::: Provided data :::

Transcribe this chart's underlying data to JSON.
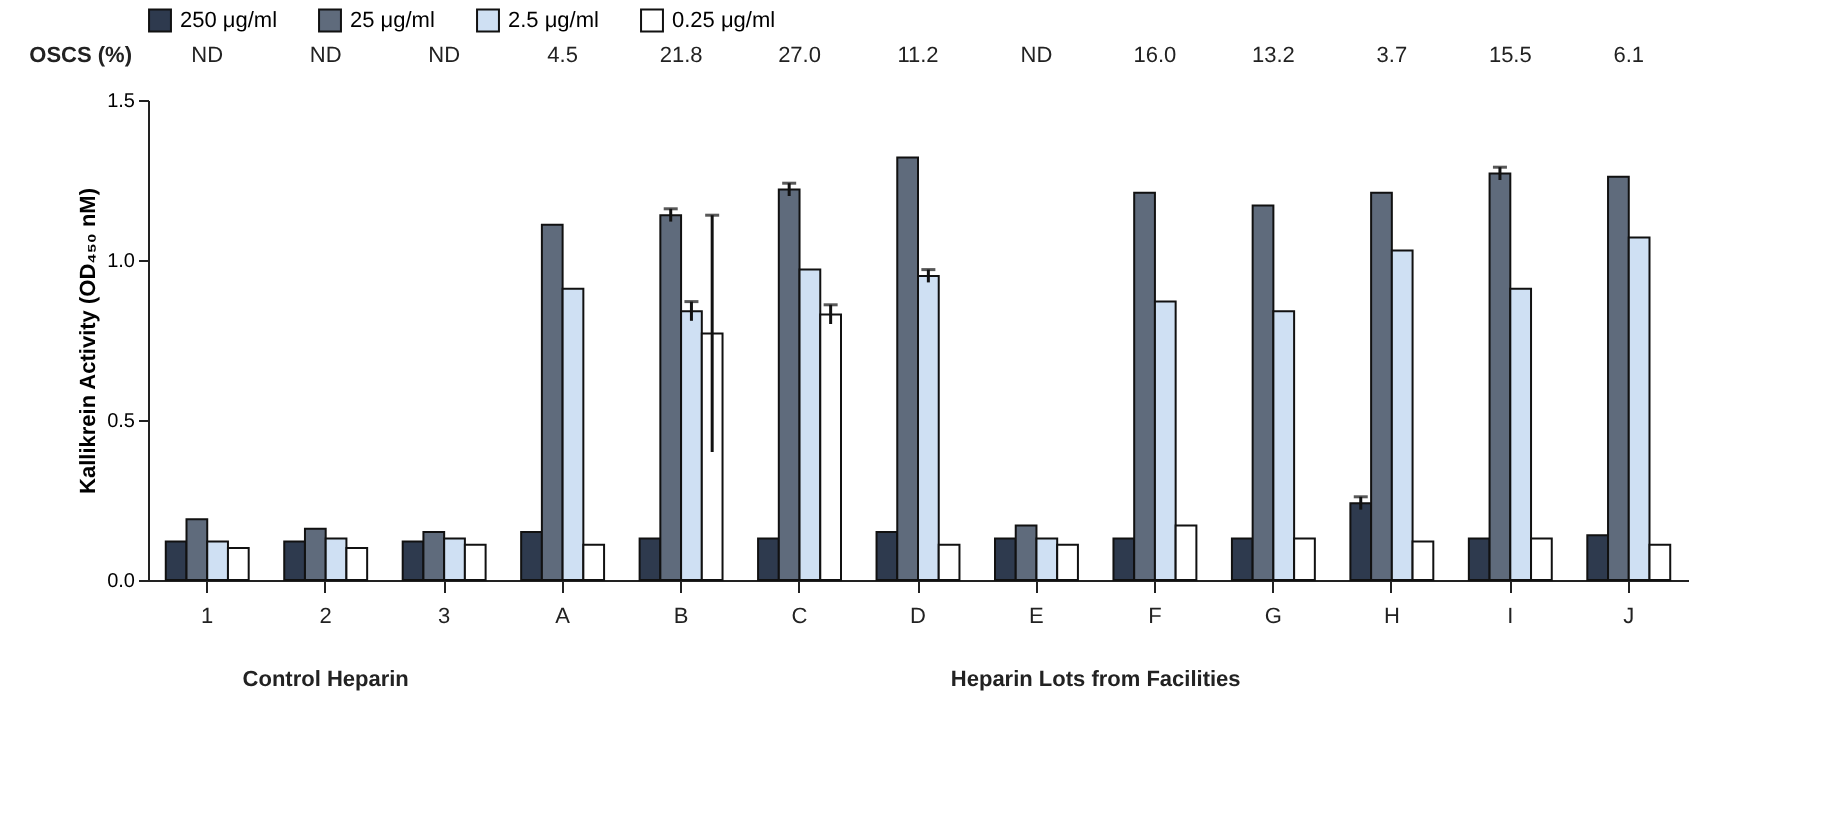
{
  "chart_data": {
    "type": "bar",
    "ylabel": "Kallikrein Activity (OD₄₅₀ nM)",
    "categories": [
      "1",
      "2",
      "3",
      "A",
      "B",
      "C",
      "D",
      "E",
      "F",
      "G",
      "H",
      "I",
      "J"
    ],
    "series": [
      {
        "name": "250 μg/ml",
        "color": "#2e3a4e",
        "values": [
          0.12,
          0.12,
          0.12,
          0.15,
          0.13,
          0.13,
          0.15,
          0.13,
          0.13,
          0.13,
          0.24,
          0.13,
          0.14
        ],
        "errors": [
          null,
          null,
          null,
          null,
          null,
          null,
          null,
          null,
          null,
          null,
          0.02,
          null,
          null
        ]
      },
      {
        "name": "25 μg/ml",
        "color": "#5f6b7c",
        "values": [
          0.19,
          0.16,
          0.15,
          1.11,
          1.14,
          1.22,
          1.32,
          0.17,
          1.21,
          1.17,
          1.21,
          1.27,
          1.26
        ],
        "errors": [
          null,
          null,
          null,
          null,
          0.02,
          0.02,
          null,
          null,
          null,
          null,
          null,
          0.02,
          null
        ]
      },
      {
        "name": "2.5 μg/ml",
        "color": "#cfe0f3",
        "values": [
          0.12,
          0.13,
          0.13,
          0.91,
          0.84,
          0.97,
          0.95,
          0.13,
          0.87,
          0.84,
          1.03,
          0.91,
          1.07
        ],
        "errors": [
          null,
          null,
          null,
          null,
          0.03,
          null,
          0.02,
          null,
          null,
          null,
          null,
          null,
          null
        ]
      },
      {
        "name": "0.25 μg/ml",
        "color": "#ffffff",
        "values": [
          0.1,
          0.1,
          0.11,
          0.11,
          0.77,
          0.83,
          0.11,
          0.11,
          0.17,
          0.13,
          0.12,
          0.13,
          0.11
        ],
        "errors": [
          null,
          null,
          null,
          null,
          0.37,
          0.03,
          null,
          null,
          null,
          null,
          null,
          null,
          null
        ]
      }
    ],
    "ylim": [
      0,
      1.5
    ],
    "yticks": [
      {
        "value": 0,
        "label": "0.0"
      },
      {
        "value": 0.5,
        "label": "0.5"
      },
      {
        "value": 1,
        "label": "1.0"
      },
      {
        "value": 1.5,
        "label": "1.5"
      }
    ],
    "grid": false,
    "legend": "top",
    "annotations": [
      "OSCS (%)",
      "ND",
      "ND",
      "ND",
      "4.5",
      "21.8",
      "27.0",
      "11.2",
      "ND",
      "16.0",
      "13.2",
      "3.7",
      "15.5",
      "6.1",
      "Control Heparin",
      "Heparin Lots from Facilities"
    ]
  }
}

:::

=== What you need to do ===
What is the number of lines in the data holding the word "name"? Reply with that number only.

=== Result of the task ===
4